__Written problem__
Collect each line containing "المبحث".

__Extracted data__

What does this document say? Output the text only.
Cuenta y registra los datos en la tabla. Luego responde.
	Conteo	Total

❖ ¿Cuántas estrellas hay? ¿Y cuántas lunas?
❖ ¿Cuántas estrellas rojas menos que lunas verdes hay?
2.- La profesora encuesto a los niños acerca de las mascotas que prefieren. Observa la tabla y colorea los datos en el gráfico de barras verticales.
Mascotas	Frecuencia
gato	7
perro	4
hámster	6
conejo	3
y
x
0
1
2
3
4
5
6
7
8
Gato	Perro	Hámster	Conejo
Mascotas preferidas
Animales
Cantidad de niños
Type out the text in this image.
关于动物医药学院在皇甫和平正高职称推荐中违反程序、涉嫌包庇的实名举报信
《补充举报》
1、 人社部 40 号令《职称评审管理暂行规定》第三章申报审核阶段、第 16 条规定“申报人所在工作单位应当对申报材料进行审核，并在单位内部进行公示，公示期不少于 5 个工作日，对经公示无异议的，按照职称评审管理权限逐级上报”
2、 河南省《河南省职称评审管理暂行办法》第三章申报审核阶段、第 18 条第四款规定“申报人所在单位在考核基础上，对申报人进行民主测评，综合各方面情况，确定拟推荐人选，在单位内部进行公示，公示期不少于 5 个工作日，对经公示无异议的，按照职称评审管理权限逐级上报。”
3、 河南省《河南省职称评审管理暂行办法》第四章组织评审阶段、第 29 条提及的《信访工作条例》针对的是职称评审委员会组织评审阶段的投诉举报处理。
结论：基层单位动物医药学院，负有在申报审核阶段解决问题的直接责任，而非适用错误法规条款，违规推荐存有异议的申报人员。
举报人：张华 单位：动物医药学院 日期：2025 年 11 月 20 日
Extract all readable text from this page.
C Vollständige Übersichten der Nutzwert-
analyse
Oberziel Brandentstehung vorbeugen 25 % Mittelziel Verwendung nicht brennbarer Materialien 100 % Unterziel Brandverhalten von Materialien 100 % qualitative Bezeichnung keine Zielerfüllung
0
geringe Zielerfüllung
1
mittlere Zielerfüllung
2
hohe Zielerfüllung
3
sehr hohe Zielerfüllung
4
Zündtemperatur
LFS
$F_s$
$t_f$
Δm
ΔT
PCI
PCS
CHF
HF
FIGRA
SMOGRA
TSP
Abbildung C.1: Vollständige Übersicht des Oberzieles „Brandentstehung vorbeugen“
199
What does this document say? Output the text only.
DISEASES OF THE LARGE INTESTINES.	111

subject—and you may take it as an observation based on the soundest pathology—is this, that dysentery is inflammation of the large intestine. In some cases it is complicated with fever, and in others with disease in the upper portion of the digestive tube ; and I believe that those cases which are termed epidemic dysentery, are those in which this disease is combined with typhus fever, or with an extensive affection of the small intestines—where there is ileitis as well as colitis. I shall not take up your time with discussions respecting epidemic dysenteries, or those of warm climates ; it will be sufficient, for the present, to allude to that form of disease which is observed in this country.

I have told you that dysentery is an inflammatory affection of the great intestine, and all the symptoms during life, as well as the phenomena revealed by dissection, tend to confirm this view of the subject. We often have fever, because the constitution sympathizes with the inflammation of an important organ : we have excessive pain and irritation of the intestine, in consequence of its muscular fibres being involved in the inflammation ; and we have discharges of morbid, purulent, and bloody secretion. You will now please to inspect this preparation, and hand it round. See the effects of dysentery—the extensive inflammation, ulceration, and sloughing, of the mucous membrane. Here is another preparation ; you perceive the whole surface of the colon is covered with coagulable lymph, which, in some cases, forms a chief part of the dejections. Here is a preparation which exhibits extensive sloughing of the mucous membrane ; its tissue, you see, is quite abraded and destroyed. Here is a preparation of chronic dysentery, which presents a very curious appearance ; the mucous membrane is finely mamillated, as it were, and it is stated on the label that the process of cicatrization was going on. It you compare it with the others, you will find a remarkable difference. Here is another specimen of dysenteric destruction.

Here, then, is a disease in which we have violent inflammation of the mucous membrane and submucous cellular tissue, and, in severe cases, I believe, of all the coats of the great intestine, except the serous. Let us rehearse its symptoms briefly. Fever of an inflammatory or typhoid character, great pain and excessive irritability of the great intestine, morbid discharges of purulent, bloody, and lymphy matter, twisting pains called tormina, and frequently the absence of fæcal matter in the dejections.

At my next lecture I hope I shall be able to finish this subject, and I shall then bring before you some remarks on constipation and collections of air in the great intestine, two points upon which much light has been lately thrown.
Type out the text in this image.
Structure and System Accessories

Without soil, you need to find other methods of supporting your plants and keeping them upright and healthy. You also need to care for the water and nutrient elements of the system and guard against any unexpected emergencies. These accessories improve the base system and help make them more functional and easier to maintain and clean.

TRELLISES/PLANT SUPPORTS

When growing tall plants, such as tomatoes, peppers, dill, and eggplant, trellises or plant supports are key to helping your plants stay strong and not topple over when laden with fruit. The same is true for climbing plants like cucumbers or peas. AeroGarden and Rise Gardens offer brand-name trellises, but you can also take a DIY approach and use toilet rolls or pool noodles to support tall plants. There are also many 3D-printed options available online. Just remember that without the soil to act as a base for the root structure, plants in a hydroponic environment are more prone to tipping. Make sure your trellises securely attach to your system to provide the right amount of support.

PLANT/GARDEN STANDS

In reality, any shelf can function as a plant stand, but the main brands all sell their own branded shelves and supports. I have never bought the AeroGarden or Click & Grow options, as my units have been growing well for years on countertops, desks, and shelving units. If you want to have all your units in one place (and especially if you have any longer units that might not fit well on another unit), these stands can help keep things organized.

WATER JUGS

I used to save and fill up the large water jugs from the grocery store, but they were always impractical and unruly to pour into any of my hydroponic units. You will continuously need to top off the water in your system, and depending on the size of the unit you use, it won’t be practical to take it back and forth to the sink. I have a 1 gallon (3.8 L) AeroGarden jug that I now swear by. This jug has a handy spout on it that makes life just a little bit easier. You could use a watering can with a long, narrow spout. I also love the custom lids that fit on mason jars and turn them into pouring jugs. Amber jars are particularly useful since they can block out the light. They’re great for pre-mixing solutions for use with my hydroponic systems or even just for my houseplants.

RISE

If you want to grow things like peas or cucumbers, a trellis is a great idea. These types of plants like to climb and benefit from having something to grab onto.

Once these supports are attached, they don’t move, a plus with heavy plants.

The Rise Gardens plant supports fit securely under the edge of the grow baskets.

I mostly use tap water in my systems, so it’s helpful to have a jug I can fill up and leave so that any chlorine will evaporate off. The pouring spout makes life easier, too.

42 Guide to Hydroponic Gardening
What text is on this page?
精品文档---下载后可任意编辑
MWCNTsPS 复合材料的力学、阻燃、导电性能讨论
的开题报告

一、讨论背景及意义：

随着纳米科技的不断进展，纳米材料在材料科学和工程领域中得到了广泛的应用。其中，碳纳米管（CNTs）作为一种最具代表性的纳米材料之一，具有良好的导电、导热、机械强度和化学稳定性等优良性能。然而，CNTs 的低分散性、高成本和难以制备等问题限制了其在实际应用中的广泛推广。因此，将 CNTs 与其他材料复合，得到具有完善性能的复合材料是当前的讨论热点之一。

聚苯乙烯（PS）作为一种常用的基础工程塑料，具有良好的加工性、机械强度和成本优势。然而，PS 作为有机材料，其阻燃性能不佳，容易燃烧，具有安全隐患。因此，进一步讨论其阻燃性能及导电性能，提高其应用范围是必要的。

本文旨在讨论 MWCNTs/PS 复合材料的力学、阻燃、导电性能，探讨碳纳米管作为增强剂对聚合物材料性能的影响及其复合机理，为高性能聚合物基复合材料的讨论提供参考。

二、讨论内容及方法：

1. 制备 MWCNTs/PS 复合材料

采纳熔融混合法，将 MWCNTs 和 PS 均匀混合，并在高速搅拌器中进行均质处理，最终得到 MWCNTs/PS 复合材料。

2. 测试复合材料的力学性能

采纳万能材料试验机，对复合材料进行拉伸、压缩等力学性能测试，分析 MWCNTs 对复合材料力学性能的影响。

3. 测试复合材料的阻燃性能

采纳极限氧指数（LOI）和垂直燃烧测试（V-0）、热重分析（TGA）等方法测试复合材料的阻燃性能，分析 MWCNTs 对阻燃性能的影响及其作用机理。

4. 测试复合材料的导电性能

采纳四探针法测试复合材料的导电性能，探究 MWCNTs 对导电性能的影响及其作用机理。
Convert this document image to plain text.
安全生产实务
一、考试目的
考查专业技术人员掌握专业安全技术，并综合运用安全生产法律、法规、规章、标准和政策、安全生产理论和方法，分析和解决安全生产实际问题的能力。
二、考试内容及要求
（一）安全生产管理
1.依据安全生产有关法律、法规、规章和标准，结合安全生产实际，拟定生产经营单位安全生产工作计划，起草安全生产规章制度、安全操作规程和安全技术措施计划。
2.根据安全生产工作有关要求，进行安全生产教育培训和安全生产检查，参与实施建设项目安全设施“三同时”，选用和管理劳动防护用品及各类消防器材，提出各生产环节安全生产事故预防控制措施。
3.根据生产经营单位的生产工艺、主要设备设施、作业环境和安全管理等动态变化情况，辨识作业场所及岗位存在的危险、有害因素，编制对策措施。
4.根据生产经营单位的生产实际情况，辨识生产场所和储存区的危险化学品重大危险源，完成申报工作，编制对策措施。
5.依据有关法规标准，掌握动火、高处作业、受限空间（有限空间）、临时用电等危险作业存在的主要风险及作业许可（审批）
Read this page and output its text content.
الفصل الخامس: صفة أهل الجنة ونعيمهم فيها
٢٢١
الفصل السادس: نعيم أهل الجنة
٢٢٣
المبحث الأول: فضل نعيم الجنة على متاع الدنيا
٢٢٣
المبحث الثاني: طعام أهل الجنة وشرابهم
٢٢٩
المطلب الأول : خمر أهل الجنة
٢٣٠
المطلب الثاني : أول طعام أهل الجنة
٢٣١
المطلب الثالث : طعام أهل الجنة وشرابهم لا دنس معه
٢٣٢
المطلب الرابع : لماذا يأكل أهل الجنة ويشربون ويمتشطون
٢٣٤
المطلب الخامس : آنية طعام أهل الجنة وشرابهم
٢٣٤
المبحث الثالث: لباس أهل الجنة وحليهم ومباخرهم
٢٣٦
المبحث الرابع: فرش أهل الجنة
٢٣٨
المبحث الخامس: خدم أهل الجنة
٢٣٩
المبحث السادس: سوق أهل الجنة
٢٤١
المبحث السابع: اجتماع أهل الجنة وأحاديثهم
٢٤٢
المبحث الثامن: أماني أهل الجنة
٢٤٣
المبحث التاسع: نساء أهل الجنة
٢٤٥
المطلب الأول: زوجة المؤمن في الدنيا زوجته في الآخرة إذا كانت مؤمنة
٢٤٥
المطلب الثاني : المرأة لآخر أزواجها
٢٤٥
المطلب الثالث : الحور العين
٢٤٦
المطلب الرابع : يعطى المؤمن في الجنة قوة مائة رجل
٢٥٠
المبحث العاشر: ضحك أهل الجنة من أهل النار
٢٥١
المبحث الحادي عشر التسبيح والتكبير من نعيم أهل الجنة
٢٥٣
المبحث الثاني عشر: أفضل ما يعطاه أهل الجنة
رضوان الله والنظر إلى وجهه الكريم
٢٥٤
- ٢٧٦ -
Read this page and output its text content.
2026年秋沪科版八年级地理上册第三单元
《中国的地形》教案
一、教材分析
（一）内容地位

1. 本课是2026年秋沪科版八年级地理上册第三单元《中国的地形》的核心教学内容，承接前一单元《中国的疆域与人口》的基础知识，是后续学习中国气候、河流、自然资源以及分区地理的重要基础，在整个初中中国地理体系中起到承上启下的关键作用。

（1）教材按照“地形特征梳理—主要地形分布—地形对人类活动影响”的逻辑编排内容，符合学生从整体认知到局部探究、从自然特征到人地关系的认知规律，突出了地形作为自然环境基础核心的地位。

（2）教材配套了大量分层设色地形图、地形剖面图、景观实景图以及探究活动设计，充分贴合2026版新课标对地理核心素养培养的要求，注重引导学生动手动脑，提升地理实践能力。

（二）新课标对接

__Correct output__
المبحث الأول: فضل نعيم الجنة على متاع الدنيا
المبحث الثاني: طعام أهل الجنة وشرابهم
المبحث الثالث: لباس أهل الجنة وحليهم ومباخرهم
المبحث الرابع: فرش أهل الجنة
المبحث الخامس: خدم أهل الجنة
المبحث السادس: سوق أهل الجنة
المبحث السابع: اجتماع أهل الجنة وأحاديثهم
المبحث الثامن: أماني أهل الجنة
المبحث التاسع: نساء أهل الجنة
المبحث العاشر: ضحك أهل الجنة من أهل النار
المبحث الحادي عشر التسبيح والتكبير من نعيم أهل الجنة
المبحث الثاني عشر: أفضل ما يعطاه أهل الجنة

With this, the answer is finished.